───── Data section ─────
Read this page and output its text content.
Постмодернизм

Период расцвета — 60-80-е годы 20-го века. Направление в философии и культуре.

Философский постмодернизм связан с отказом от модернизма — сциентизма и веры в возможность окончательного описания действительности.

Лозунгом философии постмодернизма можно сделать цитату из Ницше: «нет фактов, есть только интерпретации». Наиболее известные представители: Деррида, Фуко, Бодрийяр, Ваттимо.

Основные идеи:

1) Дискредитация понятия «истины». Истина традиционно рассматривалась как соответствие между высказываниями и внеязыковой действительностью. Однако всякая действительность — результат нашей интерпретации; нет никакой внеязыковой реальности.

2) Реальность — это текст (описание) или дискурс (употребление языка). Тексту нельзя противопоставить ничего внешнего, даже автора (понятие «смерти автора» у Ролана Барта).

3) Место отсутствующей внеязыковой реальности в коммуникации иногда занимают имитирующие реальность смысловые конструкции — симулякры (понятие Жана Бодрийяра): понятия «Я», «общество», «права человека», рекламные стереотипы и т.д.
─────
### Problem to work on
Make an exact copy of the records.

### In response
Read this page and output its text content.
Постмодернизм

Период расцвета — 60-80-е годы 20-го века. Направление в философии и культуре.

Философский постмодернизм связан с отказом от модернизма — сциентизма и веры в возможность окончательного описания действительности.

Лозунгом философии постмодернизма можно сделать цитату из Ницше: «нет фактов, есть только интерпретации». Наиболее известные представители: Деррида, Фуко, Бодрийяр, Ваттимо.

Основные идеи:

1) Дискредитация понятия «истины». Истина традиционно рассматривалась как соответствие между высказываниями и внеязыковой действительностью. Однако всякая действительность — результат нашей интерпретации; нет никакой внеязыковой реальности.

2) Реальность — это текст (описание) или дискурс (употребление языка). Тексту нельзя противопоставить ничего внешнего, даже автора (понятие «смерти автора» у Ролана Барта).

3) Место отсутствующей внеязыковой реальности в коммуникации иногда занимают имитирующие реальность смысловые конструкции — симулякры (понятие Жана Бодрийяра): понятия «Я», «общество», «права человека», рекламные стереотипы и т.д.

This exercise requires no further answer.